## [Extracted information]

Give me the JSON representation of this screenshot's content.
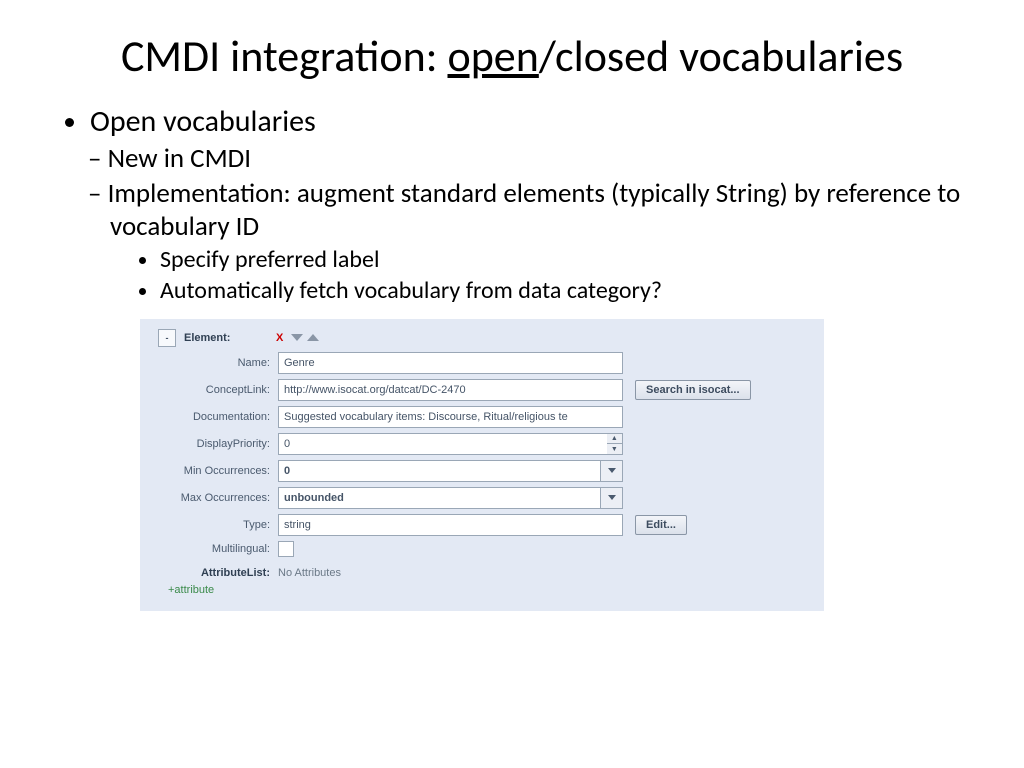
{
  "title": {
    "pre": "CMDI integration: ",
    "underlined": "open",
    "post": "/closed vocabularies"
  },
  "bullets": {
    "l1": "Open vocabularies",
    "l2a": "New in CMDI",
    "l2b": "Implementation: augment standard elements (typically String) by reference to vocabulary ID",
    "l3a": "Specify preferred label",
    "l3b": "Automatically fetch vocabulary from data category?"
  },
  "form": {
    "collapse": "-",
    "heading": "Element:",
    "delete": "X",
    "labels": {
      "name": "Name:",
      "concept": "ConceptLink:",
      "doc": "Documentation:",
      "priority": "DisplayPriority:",
      "min": "Min Occurrences:",
      "max": "Max Occurrences:",
      "type": "Type:",
      "multi": "Multilingual:",
      "attrlist": "AttributeList:"
    },
    "values": {
      "name": "Genre",
      "concept": "http://www.isocat.org/datcat/DC-2470",
      "doc": "Suggested vocabulary items: Discourse, Ritual/religious te",
      "priority": "0",
      "min": "0",
      "max": "unbounded",
      "type": "string"
    },
    "buttons": {
      "search": "Search in isocat...",
      "edit": "Edit..."
    },
    "noattr": "No Attributes",
    "addattr": "+attribute"
  }
}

## [Set exercise]
The pictures should not appear in the copy; every other part of the records above must be returned exactly.

## [Correct answer]
Give me the JSON representation of this screenshot's content.
{
  "title": {
    "pre": "CMDI integration: ",
    "underlined": "open",
    "post": "/closed vocabularies"
  },
  "bullets": {
    "l1": "Open vocabularies",
    "l2a": "New in CMDI",
    "l2b": "Implementation: augment standard elements (typically String) by reference to vocabulary ID",
    "l3a": "Specify preferred label",
    "l3b": "Automatically fetch vocabulary from data category?"
  },
  "form": {
    "collapse": "-",
    "heading": "Element:",
    "delete": "X",
    "labels": {
      "name": "Name:",
      "concept": "ConceptLink:",
      "doc": "Documentation:",
      "priority": "DisplayPriority:",
      "min": "Min Occurrences:",
      "max": "Max Occurrences:",
      "type": "Type:",
      "multi": "Multilingual:",
      "attrlist": "AttributeList:"
    },
    "values": {
      "name": "Genre",
      "concept": "http://www.isocat.org/datcat/DC-2470",
      "doc": "Suggested vocabulary items: Discourse, Ritual/religious te",
      "priority": "0",
      "min": "0",
      "max": "unbounded",
      "type": "string"
    },
    "buttons": {
      "search": "Search in isocat...",
      "edit": "Edit..."
    },
    "noattr": "No Attributes",
    "addattr": "+attribute"
  }
}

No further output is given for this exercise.